Locate the lines where "Ponticiello" occurs and copy them as they stand.

## Material provided
>>

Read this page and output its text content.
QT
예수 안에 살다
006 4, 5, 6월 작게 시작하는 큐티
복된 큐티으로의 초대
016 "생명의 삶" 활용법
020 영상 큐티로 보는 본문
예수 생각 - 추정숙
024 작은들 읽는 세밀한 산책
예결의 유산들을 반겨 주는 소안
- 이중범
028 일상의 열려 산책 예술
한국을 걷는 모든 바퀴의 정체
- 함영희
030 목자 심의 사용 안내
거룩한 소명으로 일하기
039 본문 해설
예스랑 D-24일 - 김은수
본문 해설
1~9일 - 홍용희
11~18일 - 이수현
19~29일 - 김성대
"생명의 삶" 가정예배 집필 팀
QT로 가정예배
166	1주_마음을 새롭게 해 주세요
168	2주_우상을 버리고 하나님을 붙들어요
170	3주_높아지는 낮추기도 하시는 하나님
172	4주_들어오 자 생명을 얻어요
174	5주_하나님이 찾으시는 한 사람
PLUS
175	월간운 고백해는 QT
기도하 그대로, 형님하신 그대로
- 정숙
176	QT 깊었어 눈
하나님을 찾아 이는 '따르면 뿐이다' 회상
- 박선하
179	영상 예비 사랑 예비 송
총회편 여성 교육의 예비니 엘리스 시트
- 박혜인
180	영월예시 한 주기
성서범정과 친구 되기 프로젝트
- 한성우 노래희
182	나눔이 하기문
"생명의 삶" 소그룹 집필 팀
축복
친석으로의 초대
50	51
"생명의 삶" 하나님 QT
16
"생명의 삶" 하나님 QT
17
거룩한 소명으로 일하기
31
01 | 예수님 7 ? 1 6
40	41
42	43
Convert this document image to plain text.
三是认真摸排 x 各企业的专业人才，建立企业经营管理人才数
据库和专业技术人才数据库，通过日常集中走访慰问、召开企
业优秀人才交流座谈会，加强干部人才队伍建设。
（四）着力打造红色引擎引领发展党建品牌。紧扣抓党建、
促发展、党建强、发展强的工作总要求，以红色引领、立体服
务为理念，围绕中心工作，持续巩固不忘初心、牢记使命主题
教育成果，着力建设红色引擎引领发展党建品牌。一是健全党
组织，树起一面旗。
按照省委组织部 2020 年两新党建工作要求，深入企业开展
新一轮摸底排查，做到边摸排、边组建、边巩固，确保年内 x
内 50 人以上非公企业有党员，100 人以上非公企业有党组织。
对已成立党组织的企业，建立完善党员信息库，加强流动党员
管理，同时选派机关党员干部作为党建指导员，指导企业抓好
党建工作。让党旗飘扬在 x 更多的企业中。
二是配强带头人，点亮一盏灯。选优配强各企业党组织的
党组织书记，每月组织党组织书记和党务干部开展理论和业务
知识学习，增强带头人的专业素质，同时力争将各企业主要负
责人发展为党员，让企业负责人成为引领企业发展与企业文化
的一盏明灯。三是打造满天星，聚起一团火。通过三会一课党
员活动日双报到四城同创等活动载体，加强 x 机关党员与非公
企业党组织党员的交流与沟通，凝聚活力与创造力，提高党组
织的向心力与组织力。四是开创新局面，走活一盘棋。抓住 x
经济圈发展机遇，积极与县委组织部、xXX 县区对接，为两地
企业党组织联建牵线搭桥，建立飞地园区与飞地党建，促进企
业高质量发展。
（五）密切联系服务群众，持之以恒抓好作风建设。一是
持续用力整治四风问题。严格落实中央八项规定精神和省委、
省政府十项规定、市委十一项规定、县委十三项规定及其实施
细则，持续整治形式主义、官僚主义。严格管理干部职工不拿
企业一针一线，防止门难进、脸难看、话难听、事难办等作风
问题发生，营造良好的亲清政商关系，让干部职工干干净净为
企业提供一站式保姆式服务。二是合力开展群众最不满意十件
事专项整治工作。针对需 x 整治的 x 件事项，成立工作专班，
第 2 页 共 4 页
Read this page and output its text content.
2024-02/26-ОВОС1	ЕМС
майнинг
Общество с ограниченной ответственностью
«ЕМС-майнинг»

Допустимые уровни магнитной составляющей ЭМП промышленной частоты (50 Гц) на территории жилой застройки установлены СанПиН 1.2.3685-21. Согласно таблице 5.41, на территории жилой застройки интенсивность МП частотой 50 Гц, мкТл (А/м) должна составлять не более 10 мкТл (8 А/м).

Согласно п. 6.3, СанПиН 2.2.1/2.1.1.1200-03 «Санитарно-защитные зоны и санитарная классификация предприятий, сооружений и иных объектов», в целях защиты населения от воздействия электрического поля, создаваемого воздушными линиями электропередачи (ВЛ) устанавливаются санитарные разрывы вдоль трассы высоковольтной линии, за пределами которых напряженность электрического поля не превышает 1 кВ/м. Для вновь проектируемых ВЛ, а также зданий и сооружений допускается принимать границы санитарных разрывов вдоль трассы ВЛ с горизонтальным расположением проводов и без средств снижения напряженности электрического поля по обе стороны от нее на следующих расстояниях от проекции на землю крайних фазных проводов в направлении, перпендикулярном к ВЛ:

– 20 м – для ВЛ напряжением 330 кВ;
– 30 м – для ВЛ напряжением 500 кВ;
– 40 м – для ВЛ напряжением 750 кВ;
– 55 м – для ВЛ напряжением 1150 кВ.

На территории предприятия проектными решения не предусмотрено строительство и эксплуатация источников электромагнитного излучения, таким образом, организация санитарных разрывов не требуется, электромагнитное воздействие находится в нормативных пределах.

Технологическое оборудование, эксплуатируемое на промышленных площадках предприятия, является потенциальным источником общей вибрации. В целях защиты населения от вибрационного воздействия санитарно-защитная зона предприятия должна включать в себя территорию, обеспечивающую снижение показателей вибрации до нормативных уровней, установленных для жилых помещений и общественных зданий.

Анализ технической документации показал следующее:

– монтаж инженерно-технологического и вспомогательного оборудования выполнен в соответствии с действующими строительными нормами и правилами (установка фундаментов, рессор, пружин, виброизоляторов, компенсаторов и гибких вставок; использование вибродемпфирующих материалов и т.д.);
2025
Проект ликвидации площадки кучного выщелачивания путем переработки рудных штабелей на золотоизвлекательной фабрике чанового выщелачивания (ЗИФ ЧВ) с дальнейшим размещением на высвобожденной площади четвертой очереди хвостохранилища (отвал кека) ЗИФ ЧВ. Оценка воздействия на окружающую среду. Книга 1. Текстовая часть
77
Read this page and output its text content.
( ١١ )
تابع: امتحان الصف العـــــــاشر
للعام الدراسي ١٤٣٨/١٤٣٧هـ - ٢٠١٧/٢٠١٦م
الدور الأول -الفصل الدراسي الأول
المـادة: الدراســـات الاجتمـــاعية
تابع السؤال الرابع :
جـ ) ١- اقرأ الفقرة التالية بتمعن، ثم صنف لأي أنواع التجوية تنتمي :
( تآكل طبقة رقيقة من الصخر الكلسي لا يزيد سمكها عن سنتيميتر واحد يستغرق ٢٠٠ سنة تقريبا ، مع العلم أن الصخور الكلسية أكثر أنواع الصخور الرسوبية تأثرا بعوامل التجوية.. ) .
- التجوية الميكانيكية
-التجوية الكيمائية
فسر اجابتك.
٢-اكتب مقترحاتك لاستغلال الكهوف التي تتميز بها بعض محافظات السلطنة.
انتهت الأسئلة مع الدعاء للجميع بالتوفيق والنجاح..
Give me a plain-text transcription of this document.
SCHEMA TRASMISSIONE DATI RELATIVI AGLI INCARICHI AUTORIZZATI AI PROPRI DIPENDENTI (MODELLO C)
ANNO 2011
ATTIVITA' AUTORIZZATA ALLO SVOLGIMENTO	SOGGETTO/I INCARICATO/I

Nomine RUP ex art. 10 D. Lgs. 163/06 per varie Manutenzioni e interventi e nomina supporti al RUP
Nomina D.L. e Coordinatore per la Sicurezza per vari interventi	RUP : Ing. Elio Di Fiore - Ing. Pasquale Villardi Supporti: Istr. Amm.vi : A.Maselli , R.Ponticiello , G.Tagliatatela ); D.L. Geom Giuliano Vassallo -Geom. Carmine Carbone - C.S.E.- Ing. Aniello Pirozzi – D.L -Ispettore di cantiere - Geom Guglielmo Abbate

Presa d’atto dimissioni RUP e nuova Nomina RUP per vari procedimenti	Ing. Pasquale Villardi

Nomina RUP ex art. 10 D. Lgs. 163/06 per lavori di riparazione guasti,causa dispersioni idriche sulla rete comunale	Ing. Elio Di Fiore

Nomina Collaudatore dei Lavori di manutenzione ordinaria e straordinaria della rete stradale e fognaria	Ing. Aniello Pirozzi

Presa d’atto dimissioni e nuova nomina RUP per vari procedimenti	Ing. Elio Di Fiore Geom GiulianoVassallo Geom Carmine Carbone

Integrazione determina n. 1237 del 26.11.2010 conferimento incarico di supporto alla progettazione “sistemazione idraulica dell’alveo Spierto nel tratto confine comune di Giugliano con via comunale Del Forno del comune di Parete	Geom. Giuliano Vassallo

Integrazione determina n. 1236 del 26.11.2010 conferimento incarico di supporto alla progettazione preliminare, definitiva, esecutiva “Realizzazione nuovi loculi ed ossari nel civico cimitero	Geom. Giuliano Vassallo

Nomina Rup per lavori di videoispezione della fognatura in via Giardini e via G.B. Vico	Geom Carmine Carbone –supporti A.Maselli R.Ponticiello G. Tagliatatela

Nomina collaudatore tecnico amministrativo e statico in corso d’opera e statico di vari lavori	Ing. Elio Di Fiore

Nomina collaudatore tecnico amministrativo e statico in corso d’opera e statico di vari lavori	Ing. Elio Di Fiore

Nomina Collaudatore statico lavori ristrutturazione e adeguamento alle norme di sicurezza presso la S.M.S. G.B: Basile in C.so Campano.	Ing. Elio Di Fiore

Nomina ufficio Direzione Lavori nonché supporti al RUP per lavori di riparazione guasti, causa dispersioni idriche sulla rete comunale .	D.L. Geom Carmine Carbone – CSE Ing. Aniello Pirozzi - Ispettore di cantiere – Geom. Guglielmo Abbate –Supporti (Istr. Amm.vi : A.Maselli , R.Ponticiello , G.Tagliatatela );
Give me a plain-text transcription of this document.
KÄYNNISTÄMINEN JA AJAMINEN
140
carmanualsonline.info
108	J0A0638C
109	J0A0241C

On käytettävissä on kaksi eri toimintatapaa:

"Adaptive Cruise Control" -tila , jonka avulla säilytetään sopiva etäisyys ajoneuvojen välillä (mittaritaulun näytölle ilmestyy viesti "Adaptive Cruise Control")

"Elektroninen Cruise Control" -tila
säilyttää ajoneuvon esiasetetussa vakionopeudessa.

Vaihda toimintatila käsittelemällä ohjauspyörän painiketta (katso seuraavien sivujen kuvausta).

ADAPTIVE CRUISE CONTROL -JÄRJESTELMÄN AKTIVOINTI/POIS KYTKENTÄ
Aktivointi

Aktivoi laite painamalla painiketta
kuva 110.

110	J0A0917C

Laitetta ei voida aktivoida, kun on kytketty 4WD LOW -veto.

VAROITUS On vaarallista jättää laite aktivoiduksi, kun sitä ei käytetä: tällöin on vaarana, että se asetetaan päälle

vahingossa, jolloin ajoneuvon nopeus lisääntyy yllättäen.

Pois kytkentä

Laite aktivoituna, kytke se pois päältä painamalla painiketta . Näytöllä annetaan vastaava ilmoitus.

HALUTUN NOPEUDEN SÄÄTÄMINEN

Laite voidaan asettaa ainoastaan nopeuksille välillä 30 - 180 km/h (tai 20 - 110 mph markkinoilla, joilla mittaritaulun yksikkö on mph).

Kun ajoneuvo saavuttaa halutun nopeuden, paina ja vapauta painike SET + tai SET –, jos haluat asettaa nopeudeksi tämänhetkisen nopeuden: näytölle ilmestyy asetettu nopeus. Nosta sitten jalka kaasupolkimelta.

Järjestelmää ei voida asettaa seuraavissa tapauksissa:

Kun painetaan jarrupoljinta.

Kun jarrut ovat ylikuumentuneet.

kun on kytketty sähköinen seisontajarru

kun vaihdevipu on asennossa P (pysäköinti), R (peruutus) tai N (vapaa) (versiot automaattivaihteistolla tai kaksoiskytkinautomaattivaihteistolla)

<<

## Answer to the task
Nomina D.L. e Coordinatore per la Sicurezza per vari interventi	RUP : Ing. Elio Di Fiore - Ing. Pasquale Villardi Supporti: Istr. Amm.vi : A.Maselli , R.Ponticiello , G.Tagliatatela ); D.L. Geom Giuliano Vassallo -Geom. Carmine Carbone - C.S.E.- Ing. Aniello Pirozzi – D.L -Ispettore di cantiere - Geom Guglielmo Abbate
Nomina Rup per lavori di videoispezione della fognatura in via Giardini e via G.B. Vico	Geom Carmine Carbone –supporti A.Maselli R.Ponticiello G. Tagliatatela
Nomina ufficio Direzione Lavori nonché supporti al RUP per lavori di riparazione guasti, causa dispersioni idriche sulla rete comunale .	D.L. Geom Carmine Carbone – CSE Ing. Aniello Pirozzi - Ispettore di cantiere – Geom. Guglielmo Abbate –Supporti (Istr. Amm.vi : A.Maselli , R.Ponticiello , G.Tagliatatela );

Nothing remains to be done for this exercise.